> **STATED TASK**
For every line in the records that has the word "name", make a copy.

[start SUPPLIED RECORDS]

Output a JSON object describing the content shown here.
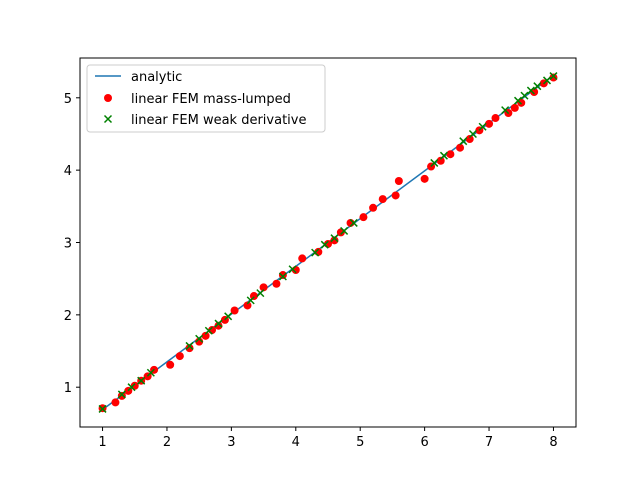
{
  "chart_data": {
    "type": "scatter",
    "title": "",
    "xlabel": "",
    "ylabel": "",
    "xlim": [
      0.65,
      8.35
    ],
    "ylim": [
      0.45,
      5.55
    ],
    "xticks": [
      1,
      2,
      3,
      4,
      5,
      6,
      7,
      8
    ],
    "yticks": [
      1,
      2,
      3,
      4,
      5
    ],
    "xtick_labels": [
      "1",
      "2",
      "3",
      "4",
      "5",
      "6",
      "7",
      "8"
    ],
    "ytick_labels": [
      "1",
      "2",
      "3",
      "4",
      "5"
    ],
    "grid": false,
    "legend_position": "top-left",
    "series": [
      {
        "name": "analytic",
        "kind": "line",
        "color": "#1f77b4",
        "x": [
          1,
          8
        ],
        "y": [
          0.69,
          5.31
        ]
      },
      {
        "name": "linear FEM mass-lumped",
        "kind": "scatter",
        "marker": "circle",
        "color": "#ff0000",
        "x": [
          1.0,
          1.2,
          1.3,
          1.4,
          1.5,
          1.6,
          1.7,
          1.8,
          2.05,
          2.2,
          2.35,
          2.5,
          2.6,
          2.7,
          2.8,
          2.9,
          3.05,
          3.25,
          3.35,
          3.5,
          3.7,
          3.8,
          4.0,
          4.1,
          4.35,
          4.5,
          4.6,
          4.7,
          4.85,
          5.05,
          5.2,
          5.35,
          5.55,
          5.6,
          6.0,
          6.1,
          6.25,
          6.4,
          6.55,
          6.7,
          6.85,
          7.0,
          7.1,
          7.3,
          7.4,
          7.5,
          7.7,
          7.85,
          8.0
        ],
        "y": [
          0.71,
          0.79,
          0.88,
          0.95,
          1.02,
          1.09,
          1.15,
          1.24,
          1.31,
          1.43,
          1.54,
          1.63,
          1.71,
          1.79,
          1.85,
          1.93,
          2.06,
          2.13,
          2.26,
          2.38,
          2.43,
          2.55,
          2.62,
          2.78,
          2.87,
          2.98,
          3.03,
          3.14,
          3.27,
          3.35,
          3.48,
          3.6,
          3.65,
          3.85,
          3.88,
          4.05,
          4.13,
          4.22,
          4.31,
          4.43,
          4.55,
          4.64,
          4.72,
          4.79,
          4.86,
          4.93,
          5.08,
          5.2,
          5.28
        ]
      },
      {
        "name": "linear FEM weak derivative",
        "kind": "scatter",
        "marker": "x",
        "color": "#008000",
        "x": [
          1.0,
          1.3,
          1.45,
          1.6,
          1.75,
          2.35,
          2.5,
          2.65,
          2.8,
          2.95,
          3.3,
          3.45,
          3.8,
          3.95,
          4.3,
          4.45,
          4.6,
          4.75,
          4.9,
          6.15,
          6.3,
          6.6,
          6.75,
          6.9,
          7.25,
          7.45,
          7.55,
          7.65,
          7.75,
          7.9,
          8.0
        ],
        "y": [
          0.7,
          0.9,
          1.0,
          1.09,
          1.2,
          1.57,
          1.67,
          1.78,
          1.88,
          1.98,
          2.2,
          2.3,
          2.53,
          2.63,
          2.86,
          2.97,
          3.06,
          3.16,
          3.27,
          4.1,
          4.2,
          4.4,
          4.5,
          4.6,
          4.83,
          4.96,
          5.03,
          5.1,
          5.16,
          5.24,
          5.3
        ]
      }
    ]
  }
}
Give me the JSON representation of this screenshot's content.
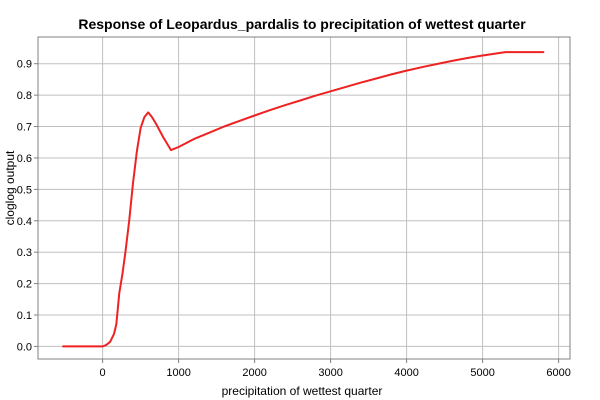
{
  "chart_data": {
    "type": "line",
    "title": "Response of Leopardus_pardalis to precipitation of wettest quarter",
    "xlabel": "precipitation of wettest quarter",
    "ylabel": "cloglog output",
    "xlim": [
      -850,
      6150
    ],
    "ylim": [
      -0.04,
      0.985
    ],
    "x_ticks": [
      0,
      1000,
      2000,
      3000,
      4000,
      5000,
      6000
    ],
    "y_ticks": [
      0.0,
      0.1,
      0.2,
      0.3,
      0.4,
      0.5,
      0.6,
      0.7,
      0.8,
      0.9
    ],
    "grid": true,
    "line_color": "#ee2222",
    "series": [
      {
        "x": [
          -520,
          -200,
          0,
          50,
          100,
          150,
          180,
          200,
          220,
          260,
          300,
          350,
          400,
          450,
          500,
          550,
          600,
          650,
          700,
          800,
          900,
          1000,
          1200,
          1400,
          1600,
          1800,
          2000,
          2200,
          2400,
          2600,
          2800,
          3000,
          3200,
          3400,
          3600,
          3800,
          4000,
          4200,
          4400,
          4600,
          4800,
          5000,
          5200,
          5300,
          5400,
          5600,
          5800
        ],
        "y": [
          0.0,
          0.0,
          0.0,
          0.005,
          0.015,
          0.04,
          0.07,
          0.12,
          0.17,
          0.23,
          0.3,
          0.4,
          0.52,
          0.62,
          0.695,
          0.73,
          0.745,
          0.73,
          0.71,
          0.665,
          0.625,
          0.635,
          0.66,
          0.68,
          0.7,
          0.718,
          0.735,
          0.752,
          0.768,
          0.783,
          0.798,
          0.812,
          0.826,
          0.84,
          0.853,
          0.866,
          0.878,
          0.889,
          0.899,
          0.909,
          0.918,
          0.926,
          0.933,
          0.937,
          0.937,
          0.937,
          0.937
        ]
      }
    ]
  }
}
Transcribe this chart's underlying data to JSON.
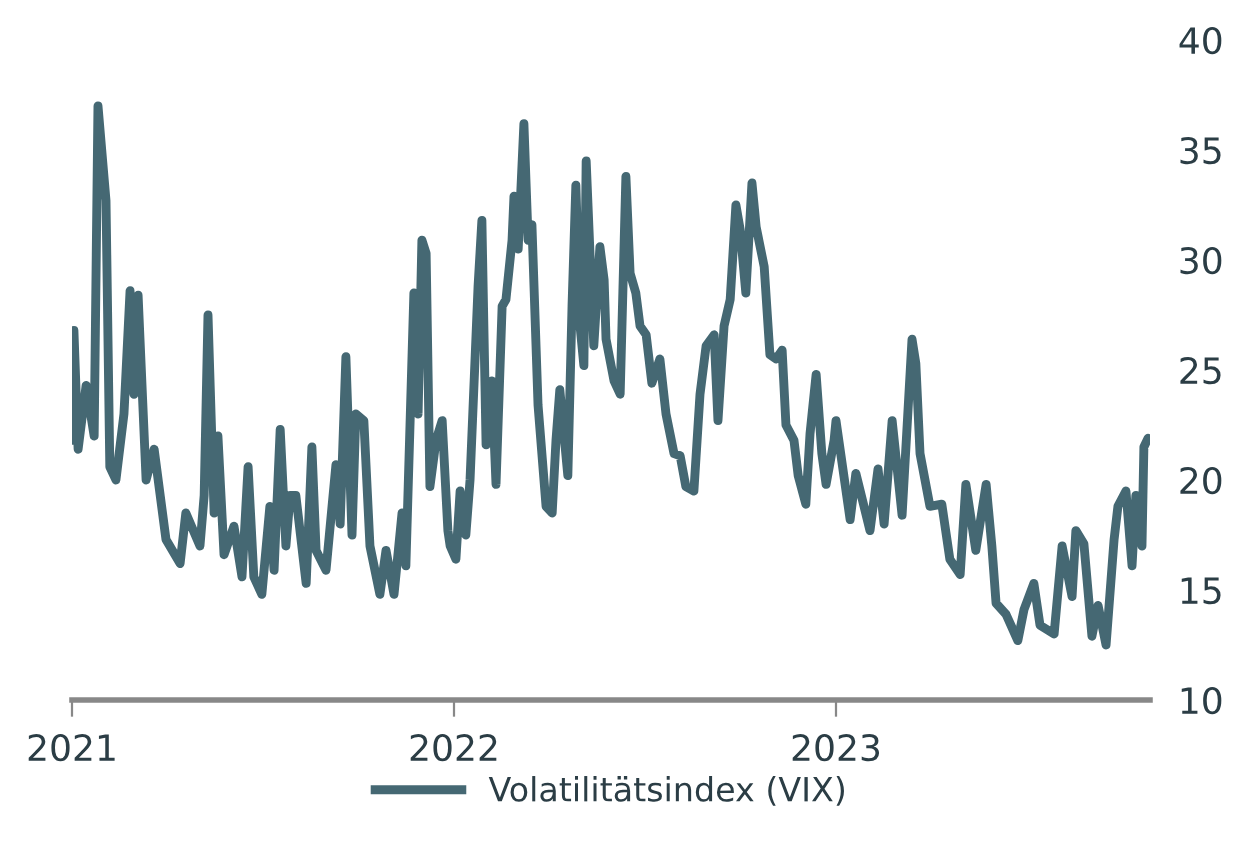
{
  "chart_data": {
    "type": "line",
    "x": [
      2021.0,
      2021.005,
      2021.016,
      2021.037,
      2021.058,
      2021.068,
      2021.089,
      2021.099,
      2021.115,
      2021.136,
      2021.152,
      2021.162,
      2021.173,
      2021.194,
      2021.215,
      2021.246,
      2021.283,
      2021.298,
      2021.335,
      2021.346,
      2021.356,
      2021.372,
      2021.382,
      2021.398,
      2021.424,
      2021.445,
      2021.461,
      2021.476,
      2021.497,
      2021.518,
      2021.529,
      2021.545,
      2021.56,
      2021.571,
      2021.586,
      2021.613,
      2021.628,
      2021.639,
      2021.665,
      2021.691,
      2021.702,
      2021.717,
      2021.733,
      2021.743,
      2021.764,
      2021.78,
      2021.806,
      2021.822,
      2021.843,
      2021.864,
      2021.874,
      2021.895,
      2021.906,
      2021.916,
      2021.927,
      2021.937,
      2021.953,
      2021.969,
      2021.984,
      2021.99,
      2022.005,
      2022.016,
      2022.031,
      2022.042,
      2022.063,
      2022.073,
      2022.084,
      2022.099,
      2022.11,
      2022.126,
      2022.136,
      2022.152,
      2022.157,
      2022.168,
      2022.183,
      2022.194,
      2022.204,
      2022.22,
      2022.241,
      2022.257,
      2022.267,
      2022.277,
      2022.298,
      2022.309,
      2022.319,
      2022.33,
      2022.34,
      2022.346,
      2022.366,
      2022.382,
      2022.393,
      2022.398,
      2022.419,
      2022.435,
      2022.45,
      2022.461,
      2022.476,
      2022.487,
      2022.503,
      2022.518,
      2022.539,
      2022.555,
      2022.576,
      2022.592,
      2022.607,
      2022.628,
      2022.644,
      2022.66,
      2022.681,
      2022.691,
      2022.707,
      2022.723,
      2022.738,
      2022.749,
      2022.764,
      2022.78,
      2022.791,
      2022.812,
      2022.827,
      2022.843,
      2022.859,
      2022.869,
      2022.89,
      2022.901,
      2022.921,
      2022.932,
      2022.948,
      2022.963,
      2022.974,
      2022.995,
      2023.0,
      2023.037,
      2023.052,
      2023.089,
      2023.11,
      2023.126,
      2023.147,
      2023.173,
      2023.199,
      2023.209,
      2023.22,
      2023.246,
      2023.277,
      2023.298,
      2023.325,
      2023.34,
      2023.366,
      2023.393,
      2023.408,
      2023.419,
      2023.445,
      2023.476,
      2023.492,
      2023.518,
      2023.534,
      2023.571,
      2023.592,
      2023.618,
      2023.628,
      2023.649,
      2023.67,
      2023.686,
      2023.707,
      2023.728,
      2023.738,
      2023.759,
      2023.775,
      2023.785,
      2023.801,
      2023.806,
      2023.817
    ],
    "series": [
      {
        "name": "Volatilitätsindex (VIX)",
        "color": "#456873",
        "values": [
          21.8,
          26.8,
          21.4,
          24.3,
          22.0,
          37.0,
          32.7,
          20.6,
          20.0,
          23.0,
          28.6,
          23.9,
          28.4,
          20.0,
          21.4,
          17.3,
          16.2,
          18.5,
          17.0,
          19.3,
          27.5,
          18.5,
          22.0,
          16.6,
          17.9,
          15.6,
          20.6,
          15.6,
          14.8,
          18.8,
          15.9,
          22.3,
          17.0,
          19.3,
          19.3,
          15.3,
          21.5,
          16.8,
          15.9,
          20.7,
          18.0,
          25.6,
          17.5,
          23.0,
          22.7,
          17.0,
          14.8,
          16.8,
          14.8,
          18.5,
          16.1,
          28.5,
          23.0,
          30.9,
          30.3,
          19.7,
          21.8,
          22.7,
          17.7,
          17.0,
          16.4,
          19.5,
          17.5,
          20.0,
          28.8,
          31.8,
          21.6,
          24.5,
          19.8,
          27.9,
          28.2,
          30.9,
          32.9,
          30.5,
          36.2,
          30.9,
          31.6,
          23.4,
          18.8,
          18.5,
          21.8,
          24.1,
          20.2,
          27.9,
          33.4,
          27.0,
          25.2,
          34.5,
          26.1,
          30.6,
          29.1,
          26.4,
          24.5,
          23.9,
          33.8,
          29.4,
          28.5,
          27.0,
          26.6,
          24.4,
          25.5,
          23.0,
          21.2,
          21.1,
          19.7,
          19.5,
          23.9,
          26.1,
          26.6,
          22.7,
          27.0,
          28.2,
          32.5,
          31.4,
          28.5,
          33.5,
          31.5,
          29.7,
          25.7,
          25.5,
          25.9,
          22.5,
          21.8,
          20.2,
          18.9,
          22.1,
          24.8,
          21.2,
          19.8,
          21.8,
          22.7,
          18.2,
          20.3,
          17.7,
          20.5,
          18.0,
          22.7,
          18.4,
          26.4,
          25.3,
          21.2,
          18.8,
          18.9,
          16.4,
          15.7,
          19.8,
          16.8,
          19.8,
          17.0,
          14.4,
          13.9,
          12.7,
          14.1,
          15.3,
          13.4,
          13.0,
          17.0,
          14.7,
          17.7,
          17.1,
          12.9,
          14.3,
          12.5,
          17.3,
          18.8,
          19.5,
          16.1,
          19.3,
          17.0,
          21.5,
          21.9
        ]
      }
    ],
    "xlim": [
      2021.0,
      2023.822
    ],
    "xticks": [
      2021,
      2022,
      2023
    ],
    "ylim": [
      10,
      40
    ],
    "yticks": [
      10,
      15,
      20,
      25,
      30,
      35,
      40
    ],
    "legend": "bottom",
    "grid": false,
    "line_style": "solid"
  }
}
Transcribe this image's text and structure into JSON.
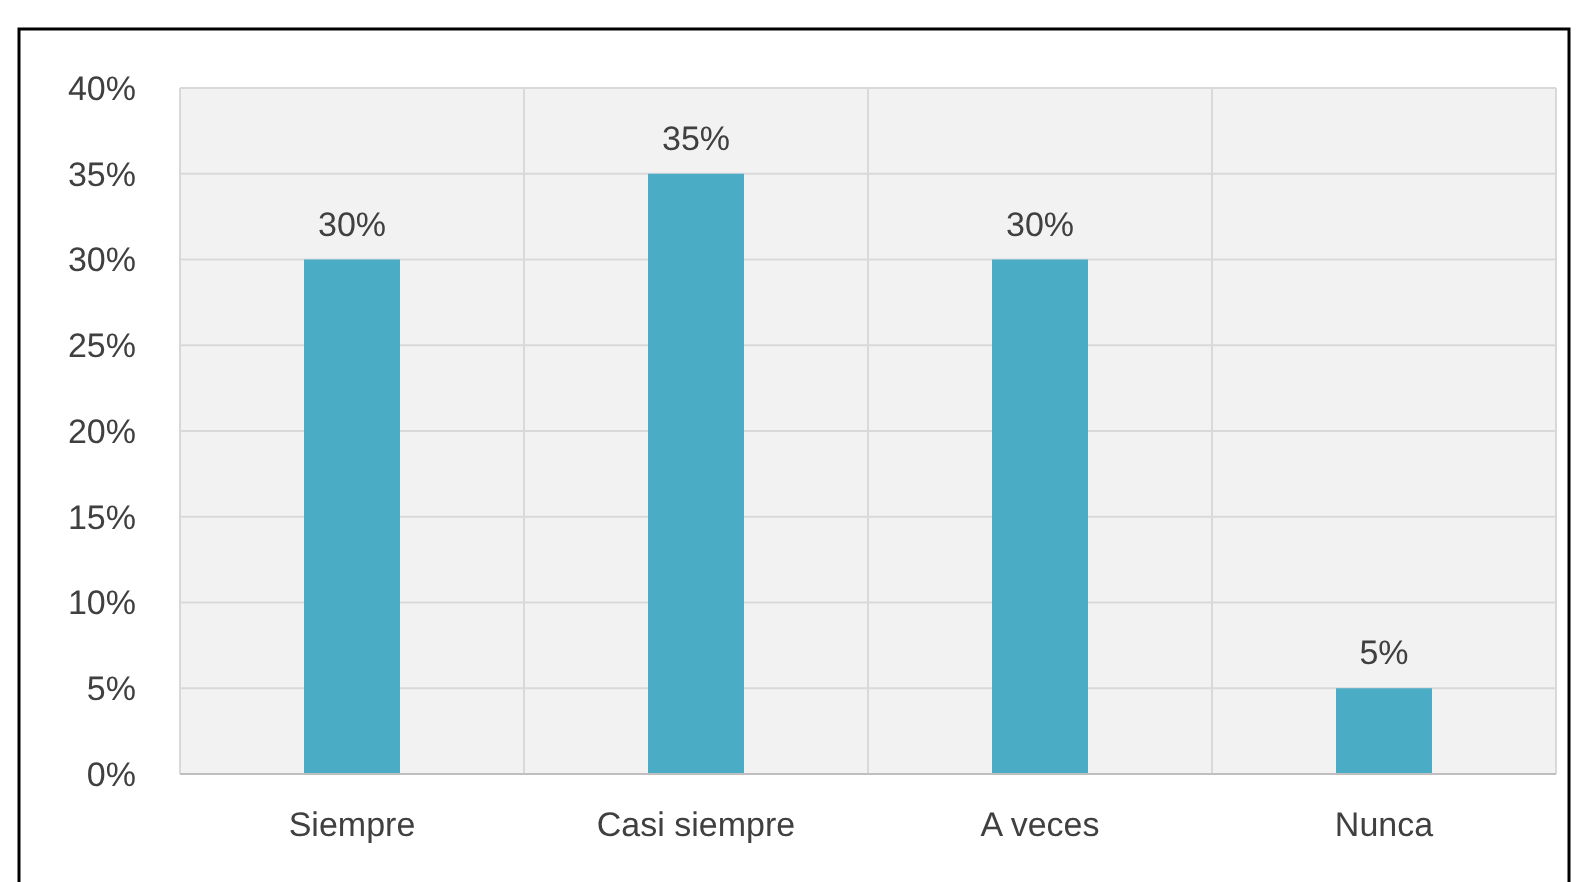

[end SUPPLIED RECORDS]

> **RESPONSE**
        "name": "analytic",
        "name": "linear FEM mass-lumped",
        "name": "linear FEM weak derivative",
        "name": "Volatilitätsindex (VIX)",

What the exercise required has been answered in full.